### Objective:
From the listing below, extract each entry exactly as written, minus the images.

### Listing:
┌────────
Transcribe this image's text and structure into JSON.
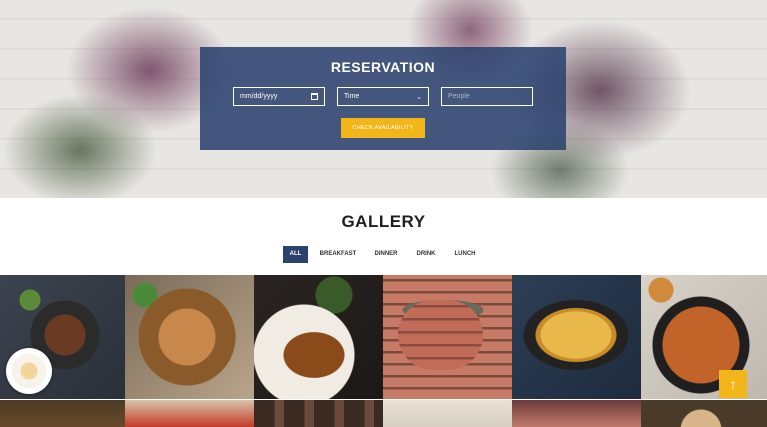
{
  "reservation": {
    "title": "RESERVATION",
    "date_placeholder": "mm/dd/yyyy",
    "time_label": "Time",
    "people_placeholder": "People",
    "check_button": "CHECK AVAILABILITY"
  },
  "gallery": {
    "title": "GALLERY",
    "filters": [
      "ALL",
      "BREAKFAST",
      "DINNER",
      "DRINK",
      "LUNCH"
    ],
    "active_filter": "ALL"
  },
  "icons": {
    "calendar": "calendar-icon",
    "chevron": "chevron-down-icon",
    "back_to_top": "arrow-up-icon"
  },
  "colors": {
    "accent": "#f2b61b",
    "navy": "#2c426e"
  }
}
└────────
### Full output:
Transcribe this image's text and structure into JSON.
{
  "reservation": {
    "title": "RESERVATION",
    "date_placeholder": "mm/dd/yyyy",
    "time_label": "Time",
    "people_placeholder": "People",
    "check_button": "CHECK AVAILABILITY"
  },
  "gallery": {
    "title": "GALLERY",
    "filters": [
      "ALL",
      "BREAKFAST",
      "DINNER",
      "DRINK",
      "LUNCH"
    ],
    "active_filter": "ALL"
  },
  "icons": {
    "calendar": "calendar-icon",
    "chevron": "chevron-down-icon",
    "back_to_top": "arrow-up-icon"
  },
  "colors": {
    "accent": "#f2b61b",
    "navy": "#2c426e"
  }
}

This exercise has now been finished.